- What you are asked to do
Return the material verbatim, from its first line through the line containing "FancyBboxPatch shape [26, 124, 896, 174]", with both of those lines included.

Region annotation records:
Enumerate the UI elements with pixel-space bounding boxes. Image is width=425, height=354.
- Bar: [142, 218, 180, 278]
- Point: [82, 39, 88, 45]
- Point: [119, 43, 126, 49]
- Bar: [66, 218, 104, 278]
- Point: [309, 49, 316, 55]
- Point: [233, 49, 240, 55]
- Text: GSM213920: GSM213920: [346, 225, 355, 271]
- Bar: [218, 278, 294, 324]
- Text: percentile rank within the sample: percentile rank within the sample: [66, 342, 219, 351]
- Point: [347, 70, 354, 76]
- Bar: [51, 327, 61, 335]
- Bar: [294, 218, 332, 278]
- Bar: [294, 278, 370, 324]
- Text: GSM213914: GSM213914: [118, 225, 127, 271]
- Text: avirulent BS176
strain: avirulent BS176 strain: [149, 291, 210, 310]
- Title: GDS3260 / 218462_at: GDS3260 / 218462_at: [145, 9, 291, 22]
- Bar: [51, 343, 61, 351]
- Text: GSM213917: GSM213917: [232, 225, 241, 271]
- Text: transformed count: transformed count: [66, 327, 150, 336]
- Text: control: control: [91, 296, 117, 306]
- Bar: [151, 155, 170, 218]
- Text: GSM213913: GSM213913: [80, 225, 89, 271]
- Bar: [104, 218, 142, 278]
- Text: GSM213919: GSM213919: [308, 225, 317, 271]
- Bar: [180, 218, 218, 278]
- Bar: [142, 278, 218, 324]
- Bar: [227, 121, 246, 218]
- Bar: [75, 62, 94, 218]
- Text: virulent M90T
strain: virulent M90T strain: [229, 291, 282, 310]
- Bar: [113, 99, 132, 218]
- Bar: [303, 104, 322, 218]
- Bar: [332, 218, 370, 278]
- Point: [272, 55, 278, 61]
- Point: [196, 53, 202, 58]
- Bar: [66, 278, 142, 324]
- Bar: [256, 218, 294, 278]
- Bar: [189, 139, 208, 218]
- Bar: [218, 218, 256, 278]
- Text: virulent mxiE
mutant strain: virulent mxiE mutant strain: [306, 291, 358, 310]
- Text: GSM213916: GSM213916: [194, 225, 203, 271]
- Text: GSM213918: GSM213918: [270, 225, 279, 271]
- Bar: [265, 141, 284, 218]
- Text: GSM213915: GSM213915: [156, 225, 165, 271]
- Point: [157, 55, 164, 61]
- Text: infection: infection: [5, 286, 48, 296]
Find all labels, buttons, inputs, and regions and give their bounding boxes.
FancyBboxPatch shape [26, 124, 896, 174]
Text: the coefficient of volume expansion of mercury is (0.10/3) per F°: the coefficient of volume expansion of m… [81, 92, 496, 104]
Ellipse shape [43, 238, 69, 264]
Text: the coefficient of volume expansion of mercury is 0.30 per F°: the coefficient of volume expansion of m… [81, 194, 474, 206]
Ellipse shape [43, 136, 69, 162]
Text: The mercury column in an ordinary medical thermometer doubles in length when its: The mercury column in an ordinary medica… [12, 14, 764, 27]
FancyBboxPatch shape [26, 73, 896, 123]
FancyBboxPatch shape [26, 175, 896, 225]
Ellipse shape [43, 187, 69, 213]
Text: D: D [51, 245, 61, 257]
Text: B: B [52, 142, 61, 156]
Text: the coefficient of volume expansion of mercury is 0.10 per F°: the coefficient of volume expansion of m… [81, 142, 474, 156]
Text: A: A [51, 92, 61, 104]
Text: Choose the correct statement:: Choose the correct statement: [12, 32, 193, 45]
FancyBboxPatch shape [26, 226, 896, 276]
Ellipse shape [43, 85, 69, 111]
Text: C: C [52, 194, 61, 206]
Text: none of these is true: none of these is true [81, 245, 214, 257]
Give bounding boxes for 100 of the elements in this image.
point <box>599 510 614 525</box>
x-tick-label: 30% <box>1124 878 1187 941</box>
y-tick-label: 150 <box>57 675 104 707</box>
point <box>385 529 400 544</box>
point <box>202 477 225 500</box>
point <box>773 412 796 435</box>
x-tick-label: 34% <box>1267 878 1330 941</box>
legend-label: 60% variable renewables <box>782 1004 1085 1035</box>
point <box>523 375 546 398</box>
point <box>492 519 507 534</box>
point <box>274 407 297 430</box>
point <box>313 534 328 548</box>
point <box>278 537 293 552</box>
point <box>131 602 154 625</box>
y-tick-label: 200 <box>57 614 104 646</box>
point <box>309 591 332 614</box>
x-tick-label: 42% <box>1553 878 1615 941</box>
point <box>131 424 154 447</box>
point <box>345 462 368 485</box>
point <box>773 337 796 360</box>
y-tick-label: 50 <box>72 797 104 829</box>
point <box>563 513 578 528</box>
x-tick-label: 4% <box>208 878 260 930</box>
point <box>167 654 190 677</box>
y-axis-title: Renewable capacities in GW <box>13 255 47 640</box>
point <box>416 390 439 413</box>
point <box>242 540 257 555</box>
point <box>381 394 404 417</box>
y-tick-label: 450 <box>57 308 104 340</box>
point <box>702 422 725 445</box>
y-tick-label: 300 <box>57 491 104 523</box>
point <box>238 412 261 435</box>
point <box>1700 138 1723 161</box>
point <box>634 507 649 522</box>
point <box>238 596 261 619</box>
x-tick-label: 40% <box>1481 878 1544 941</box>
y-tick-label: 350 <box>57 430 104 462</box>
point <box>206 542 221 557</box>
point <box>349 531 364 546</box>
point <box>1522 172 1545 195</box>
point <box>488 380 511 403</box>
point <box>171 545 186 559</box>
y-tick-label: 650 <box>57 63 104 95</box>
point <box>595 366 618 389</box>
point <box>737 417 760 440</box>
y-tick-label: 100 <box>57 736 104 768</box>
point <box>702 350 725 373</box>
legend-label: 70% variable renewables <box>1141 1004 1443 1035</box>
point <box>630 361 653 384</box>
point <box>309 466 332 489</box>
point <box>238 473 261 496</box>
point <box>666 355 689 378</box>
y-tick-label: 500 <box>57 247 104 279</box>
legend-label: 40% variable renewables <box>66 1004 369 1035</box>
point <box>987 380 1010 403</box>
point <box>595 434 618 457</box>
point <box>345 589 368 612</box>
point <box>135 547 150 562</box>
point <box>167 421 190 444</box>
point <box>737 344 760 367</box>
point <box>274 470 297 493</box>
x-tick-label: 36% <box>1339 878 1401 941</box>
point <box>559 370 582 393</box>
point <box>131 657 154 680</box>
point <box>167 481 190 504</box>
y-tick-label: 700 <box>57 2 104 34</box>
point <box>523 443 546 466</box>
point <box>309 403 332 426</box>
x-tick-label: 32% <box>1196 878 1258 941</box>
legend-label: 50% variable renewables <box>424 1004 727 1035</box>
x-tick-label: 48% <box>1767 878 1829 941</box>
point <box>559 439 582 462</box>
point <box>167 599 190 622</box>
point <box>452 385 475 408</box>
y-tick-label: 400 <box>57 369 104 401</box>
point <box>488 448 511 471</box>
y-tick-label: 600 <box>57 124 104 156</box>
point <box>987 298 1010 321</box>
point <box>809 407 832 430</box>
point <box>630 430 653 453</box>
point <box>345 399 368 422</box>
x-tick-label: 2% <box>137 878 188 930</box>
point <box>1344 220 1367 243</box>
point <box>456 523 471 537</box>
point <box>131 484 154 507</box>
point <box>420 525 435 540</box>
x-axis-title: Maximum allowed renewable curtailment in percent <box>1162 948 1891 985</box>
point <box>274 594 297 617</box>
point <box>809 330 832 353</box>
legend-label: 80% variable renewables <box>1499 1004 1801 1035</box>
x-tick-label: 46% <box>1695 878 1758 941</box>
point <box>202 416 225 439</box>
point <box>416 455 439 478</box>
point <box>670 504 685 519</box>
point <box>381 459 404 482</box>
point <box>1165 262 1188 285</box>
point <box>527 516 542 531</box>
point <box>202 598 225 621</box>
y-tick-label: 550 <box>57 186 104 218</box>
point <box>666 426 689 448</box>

- Task solution
Enumerate the UI elements with pixel-space bounding boxes. Image is width=425, height=354.
- Bar: [142, 218, 180, 278]
- Point: [82, 39, 88, 45]
- Point: [119, 43, 126, 49]
- Bar: [66, 218, 104, 278]
- Point: [309, 49, 316, 55]
- Point: [233, 49, 240, 55]
- Text: GSM213920: GSM213920: [346, 225, 355, 271]
- Bar: [218, 278, 294, 324]
- Text: percentile rank within the sample: percentile rank within the sample: [66, 342, 219, 351]
- Point: [347, 70, 354, 76]
- Bar: [51, 327, 61, 335]
- Bar: [294, 218, 332, 278]
- Bar: [294, 278, 370, 324]
- Text: GSM213914: GSM213914: [118, 225, 127, 271]
- Text: avirulent BS176
strain: avirulent BS176 strain: [149, 291, 210, 310]
- Title: GDS3260 / 218462_at: GDS3260 / 218462_at: [145, 9, 291, 22]
- Bar: [51, 343, 61, 351]
- Text: GSM213917: GSM213917: [232, 225, 241, 271]
- Text: transformed count: transformed count: [66, 327, 150, 336]
- Text: control: control: [91, 296, 117, 306]
- Bar: [151, 155, 170, 218]
- Text: GSM213913: GSM213913: [80, 225, 89, 271]
- Bar: [104, 218, 142, 278]
- Text: GSM213919: GSM213919: [308, 225, 317, 271]
- Bar: [180, 218, 218, 278]
- Bar: [142, 278, 218, 324]
- Bar: [227, 121, 246, 218]
- Bar: [75, 62, 94, 218]
- Text: virulent M90T
strain: virulent M90T strain: [229, 291, 282, 310]
- Bar: [113, 99, 132, 218]
- Bar: [303, 104, 322, 218]
- Bar: [332, 218, 370, 278]
- Point: [272, 55, 278, 61]
- Point: [196, 53, 202, 58]
- Bar: [66, 278, 142, 324]
- Bar: [256, 218, 294, 278]
- Bar: [189, 139, 208, 218]
- Bar: [218, 218, 256, 278]
- Text: virulent mxiE
mutant strain: virulent mxiE mutant strain: [306, 291, 358, 310]
- Text: GSM213916: GSM213916: [194, 225, 203, 271]
- Text: GSM213918: GSM213918: [270, 225, 279, 271]
- Bar: [265, 141, 284, 218]
- Text: GSM213915: GSM213915: [156, 225, 165, 271]
- Point: [157, 55, 164, 61]
- Text: infection: infection: [5, 286, 48, 296]
Find all labels, buttons, inputs, and regions and give their bounding boxes.
FancyBboxPatch shape [26, 124, 896, 174]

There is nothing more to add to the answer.